Exercise requirements => Every entry needs to be reproduced exactly.

Records shown =>
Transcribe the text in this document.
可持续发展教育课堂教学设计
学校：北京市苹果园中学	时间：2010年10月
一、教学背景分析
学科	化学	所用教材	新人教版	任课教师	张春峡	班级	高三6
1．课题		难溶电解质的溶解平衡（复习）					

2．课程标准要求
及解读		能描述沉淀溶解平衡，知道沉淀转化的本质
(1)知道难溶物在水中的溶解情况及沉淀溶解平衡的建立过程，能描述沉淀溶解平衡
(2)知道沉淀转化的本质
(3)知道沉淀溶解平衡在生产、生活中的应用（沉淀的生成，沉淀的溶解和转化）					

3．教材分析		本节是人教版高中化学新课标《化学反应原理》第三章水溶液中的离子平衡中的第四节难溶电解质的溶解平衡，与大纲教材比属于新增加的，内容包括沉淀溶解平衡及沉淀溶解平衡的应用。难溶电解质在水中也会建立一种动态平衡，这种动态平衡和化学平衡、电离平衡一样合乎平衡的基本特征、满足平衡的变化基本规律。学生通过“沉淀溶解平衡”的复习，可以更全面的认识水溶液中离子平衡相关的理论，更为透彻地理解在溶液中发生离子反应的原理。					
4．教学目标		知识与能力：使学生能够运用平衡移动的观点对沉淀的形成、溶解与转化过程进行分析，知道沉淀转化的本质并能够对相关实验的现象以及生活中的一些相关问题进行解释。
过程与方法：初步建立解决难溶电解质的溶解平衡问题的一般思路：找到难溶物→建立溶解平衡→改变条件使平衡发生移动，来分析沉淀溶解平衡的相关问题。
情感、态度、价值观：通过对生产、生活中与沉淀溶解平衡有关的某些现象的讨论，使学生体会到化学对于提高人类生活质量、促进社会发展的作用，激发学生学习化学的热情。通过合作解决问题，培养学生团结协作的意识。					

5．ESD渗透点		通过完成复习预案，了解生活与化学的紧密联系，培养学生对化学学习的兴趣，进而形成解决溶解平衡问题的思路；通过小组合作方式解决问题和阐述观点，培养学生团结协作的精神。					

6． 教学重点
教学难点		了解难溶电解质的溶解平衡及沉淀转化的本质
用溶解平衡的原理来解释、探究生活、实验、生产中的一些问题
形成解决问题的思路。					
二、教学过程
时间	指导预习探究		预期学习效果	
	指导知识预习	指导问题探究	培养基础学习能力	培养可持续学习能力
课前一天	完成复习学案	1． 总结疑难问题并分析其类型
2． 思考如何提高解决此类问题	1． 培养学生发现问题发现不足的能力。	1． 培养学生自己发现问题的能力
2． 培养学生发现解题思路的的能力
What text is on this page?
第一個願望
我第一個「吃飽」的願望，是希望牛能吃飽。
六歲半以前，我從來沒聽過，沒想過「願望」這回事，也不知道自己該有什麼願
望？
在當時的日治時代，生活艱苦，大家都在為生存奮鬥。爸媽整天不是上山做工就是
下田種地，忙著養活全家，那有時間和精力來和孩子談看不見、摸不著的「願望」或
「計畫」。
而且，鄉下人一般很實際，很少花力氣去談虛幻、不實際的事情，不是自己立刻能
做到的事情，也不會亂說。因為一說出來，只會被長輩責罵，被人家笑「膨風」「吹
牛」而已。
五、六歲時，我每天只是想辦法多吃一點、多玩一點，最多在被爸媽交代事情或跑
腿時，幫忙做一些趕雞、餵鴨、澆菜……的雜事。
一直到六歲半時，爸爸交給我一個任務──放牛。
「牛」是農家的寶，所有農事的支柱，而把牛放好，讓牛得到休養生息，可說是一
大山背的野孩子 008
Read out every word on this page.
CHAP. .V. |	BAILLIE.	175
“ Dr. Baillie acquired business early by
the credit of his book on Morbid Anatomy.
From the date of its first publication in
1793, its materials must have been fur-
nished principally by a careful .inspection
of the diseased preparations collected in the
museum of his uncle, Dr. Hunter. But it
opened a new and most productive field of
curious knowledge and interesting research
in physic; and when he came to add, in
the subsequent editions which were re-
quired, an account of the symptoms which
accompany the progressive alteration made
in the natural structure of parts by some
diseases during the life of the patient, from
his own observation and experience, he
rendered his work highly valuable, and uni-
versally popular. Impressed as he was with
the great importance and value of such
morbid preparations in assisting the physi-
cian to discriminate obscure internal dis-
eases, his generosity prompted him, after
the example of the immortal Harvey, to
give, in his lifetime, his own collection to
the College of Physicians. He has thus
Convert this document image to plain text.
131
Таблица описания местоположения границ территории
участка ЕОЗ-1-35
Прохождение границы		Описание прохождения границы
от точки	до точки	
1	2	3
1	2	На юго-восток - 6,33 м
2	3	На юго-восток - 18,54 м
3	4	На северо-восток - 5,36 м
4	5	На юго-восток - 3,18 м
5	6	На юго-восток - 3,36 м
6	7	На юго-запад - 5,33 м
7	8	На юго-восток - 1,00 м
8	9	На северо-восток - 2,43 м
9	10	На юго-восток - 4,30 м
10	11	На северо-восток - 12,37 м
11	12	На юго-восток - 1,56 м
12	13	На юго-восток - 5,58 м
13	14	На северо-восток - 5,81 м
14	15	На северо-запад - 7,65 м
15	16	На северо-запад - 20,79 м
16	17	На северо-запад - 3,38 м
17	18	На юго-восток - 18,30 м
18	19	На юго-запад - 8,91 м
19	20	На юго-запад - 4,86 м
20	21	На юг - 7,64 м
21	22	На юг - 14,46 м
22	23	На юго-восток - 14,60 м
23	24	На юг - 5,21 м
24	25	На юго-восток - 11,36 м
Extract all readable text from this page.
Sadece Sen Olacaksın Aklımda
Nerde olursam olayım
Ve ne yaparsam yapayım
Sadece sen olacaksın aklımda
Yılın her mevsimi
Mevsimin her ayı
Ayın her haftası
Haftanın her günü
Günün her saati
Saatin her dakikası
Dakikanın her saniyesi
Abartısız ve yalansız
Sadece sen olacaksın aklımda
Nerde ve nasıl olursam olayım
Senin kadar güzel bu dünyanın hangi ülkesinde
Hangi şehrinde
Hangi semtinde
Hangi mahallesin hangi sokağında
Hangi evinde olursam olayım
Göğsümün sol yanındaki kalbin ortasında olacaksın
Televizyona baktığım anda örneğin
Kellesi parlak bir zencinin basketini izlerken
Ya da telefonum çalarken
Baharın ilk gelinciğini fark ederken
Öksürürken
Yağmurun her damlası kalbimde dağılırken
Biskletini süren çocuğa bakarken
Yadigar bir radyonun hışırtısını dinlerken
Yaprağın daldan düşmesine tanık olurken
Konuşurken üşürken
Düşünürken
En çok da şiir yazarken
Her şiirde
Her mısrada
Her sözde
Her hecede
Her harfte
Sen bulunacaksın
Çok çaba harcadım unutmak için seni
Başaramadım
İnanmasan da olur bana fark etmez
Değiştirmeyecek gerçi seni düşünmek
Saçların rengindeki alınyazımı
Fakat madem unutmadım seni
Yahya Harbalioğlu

The response =>
Transcribe the text in this document.
可持续发展教育课堂教学设计
学校：北京市苹果园中学	时间：2010年10月
一、教学背景分析
学科	化学	所用教材	新人教版	任课教师	张春峡	班级	高三6
1．课题		难溶电解质的溶解平衡（复习）					

2．课程标准要求
及解读		能描述沉淀溶解平衡，知道沉淀转化的本质
(1)知道难溶物在水中的溶解情况及沉淀溶解平衡的建立过程，能描述沉淀溶解平衡
(2)知道沉淀转化的本质
(3)知道沉淀溶解平衡在生产、生活中的应用（沉淀的生成，沉淀的溶解和转化）					

3．教材分析		本节是人教版高中化学新课标《化学反应原理》第三章水溶液中的离子平衡中的第四节难溶电解质的溶解平衡，与大纲教材比属于新增加的，内容包括沉淀溶解平衡及沉淀溶解平衡的应用。难溶电解质在水中也会建立一种动态平衡，这种动态平衡和化学平衡、电离平衡一样合乎平衡的基本特征、满足平衡的变化基本规律。学生通过“沉淀溶解平衡”的复习，可以更全面的认识水溶液中离子平衡相关的理论，更为透彻地理解在溶液中发生离子反应的原理。					
4．教学目标		知识与能力：使学生能够运用平衡移动的观点对沉淀的形成、溶解与转化过程进行分析，知道沉淀转化的本质并能够对相关实验的现象以及生活中的一些相关问题进行解释。
过程与方法：初步建立解决难溶电解质的溶解平衡问题的一般思路：找到难溶物→建立溶解平衡→改变条件使平衡发生移动，来分析沉淀溶解平衡的相关问题。
情感、态度、价值观：通过对生产、生活中与沉淀溶解平衡有关的某些现象的讨论，使学生体会到化学对于提高人类生活质量、促进社会发展的作用，激发学生学习化学的热情。通过合作解决问题，培养学生团结协作的意识。					

5．ESD渗透点		通过完成复习预案，了解生活与化学的紧密联系，培养学生对化学学习的兴趣，进而形成解决溶解平衡问题的思路；通过小组合作方式解决问题和阐述观点，培养学生团结协作的精神。					

6． 教学重点
教学难点		了解难溶电解质的溶解平衡及沉淀转化的本质
用溶解平衡的原理来解释、探究生活、实验、生产中的一些问题
形成解决问题的思路。					
二、教学过程
时间	指导预习探究		预期学习效果	
	指导知识预习	指导问题探究	培养基础学习能力	培养可持续学习能力
课前一天	完成复习学案	1． 总结疑难问题并分析其类型
2． 思考如何提高解决此类问题	1． 培养学生发现问题发现不足的能力。	1． 培养学生自己发现问题的能力
2． 培养学生发现解题思路的的能力
What text is on this page?
第一個願望
我第一個「吃飽」的願望，是希望牛能吃飽。
六歲半以前，我從來沒聽過，沒想過「願望」這回事，也不知道自己該有什麼願
望？
在當時的日治時代，生活艱苦，大家都在為生存奮鬥。爸媽整天不是上山做工就是
下田種地，忙著養活全家，那有時間和精力來和孩子談看不見、摸不著的「願望」或
「計畫」。
而且，鄉下人一般很實際，很少花力氣去談虛幻、不實際的事情，不是自己立刻能
做到的事情，也不會亂說。因為一說出來，只會被長輩責罵，被人家笑「膨風」「吹
牛」而已。
五、六歲時，我每天只是想辦法多吃一點、多玩一點，最多在被爸媽交代事情或跑
腿時，幫忙做一些趕雞、餵鴨、澆菜……的雜事。
一直到六歲半時，爸爸交給我一個任務──放牛。
「牛」是農家的寶，所有農事的支柱，而把牛放好，讓牛得到休養生息，可說是一
大山背的野孩子 008
Read out every word on this page.
CHAP. .V. |	BAILLIE.	175
“ Dr. Baillie acquired business early by
the credit of his book on Morbid Anatomy.
From the date of its first publication in
1793, its materials must have been fur-
nished principally by a careful .inspection
of the diseased preparations collected in the
museum of his uncle, Dr. Hunter. But it
opened a new and most productive field of
curious knowledge and interesting research
in physic; and when he came to add, in
the subsequent editions which were re-
quired, an account of the symptoms which
accompany the progressive alteration made
in the natural structure of parts by some
diseases during the life of the patient, from
his own observation and experience, he
rendered his work highly valuable, and uni-
versally popular. Impressed as he was with
the great importance and value of such
morbid preparations in assisting the physi-
cian to discriminate obscure internal dis-
eases, his generosity prompted him, after
the example of the immortal Harvey, to
give, in his lifetime, his own collection to
the College of Physicians. He has thus
Convert this document image to plain text.
131
Таблица описания местоположения границ территории
участка ЕОЗ-1-35
Прохождение границы		Описание прохождения границы
от точки	до точки	
1	2	3
1	2	На юго-восток - 6,33 м
2	3	На юго-восток - 18,54 м
3	4	На северо-восток - 5,36 м
4	5	На юго-восток - 3,18 м
5	6	На юго-восток - 3,36 м
6	7	На юго-запад - 5,33 м
7	8	На юго-восток - 1,00 м
8	9	На северо-восток - 2,43 м
9	10	На юго-восток - 4,30 м
10	11	На северо-восток - 12,37 м
11	12	На юго-восток - 1,56 м
12	13	На юго-восток - 5,58 м
13	14	На северо-восток - 5,81 м
14	15	На северо-запад - 7,65 м
15	16	На северо-запад - 20,79 м
16	17	На северо-запад - 3,38 м
17	18	На юго-восток - 18,30 м
18	19	На юго-запад - 8,91 м
19	20	На юго-запад - 4,86 м
20	21	На юг - 7,64 м
21	22	На юг - 14,46 м
22	23	На юго-восток - 14,60 м
23	24	На юг - 5,21 м
24	25	На юго-восток - 11,36 м
Extract all readable text from this page.
Sadece Sen Olacaksın Aklımda
Nerde olursam olayım
Ve ne yaparsam yapayım
Sadece sen olacaksın aklımda
Yılın her mevsimi
Mevsimin her ayı
Ayın her haftası
Haftanın her günü
Günün her saati
Saatin her dakikası
Dakikanın her saniyesi
Abartısız ve yalansız
Sadece sen olacaksın aklımda
Nerde ve nasıl olursam olayım
Senin kadar güzel bu dünyanın hangi ülkesinde
Hangi şehrinde
Hangi semtinde
Hangi mahallesin hangi sokağında
Hangi evinde olursam olayım
Göğsümün sol yanındaki kalbin ortasında olacaksın
Televizyona baktığım anda örneğin
Kellesi parlak bir zencinin basketini izlerken
Ya da telefonum çalarken
Baharın ilk gelinciğini fark ederken
Öksürürken
Yağmurun her damlası kalbimde dağılırken
Biskletini süren çocuğa bakarken
Yadigar bir radyonun hışırtısını dinlerken
Yaprağın daldan düşmesine tanık olurken
Konuşurken üşürken
Düşünürken
En çok da şiir yazarken
Her şiirde
Her mısrada
Her sözde
Her hecede
Her harfte
Sen bulunacaksın
Çok çaba harcadım unutmak için seni
Başaramadım
İnanmasan da olur bana fark etmez
Değiştirmeyecek gerçi seni düşünmek
Saçların rengindeki alınyazımı
Fakat madem unutmadım seni
Yahya Harbalioğlu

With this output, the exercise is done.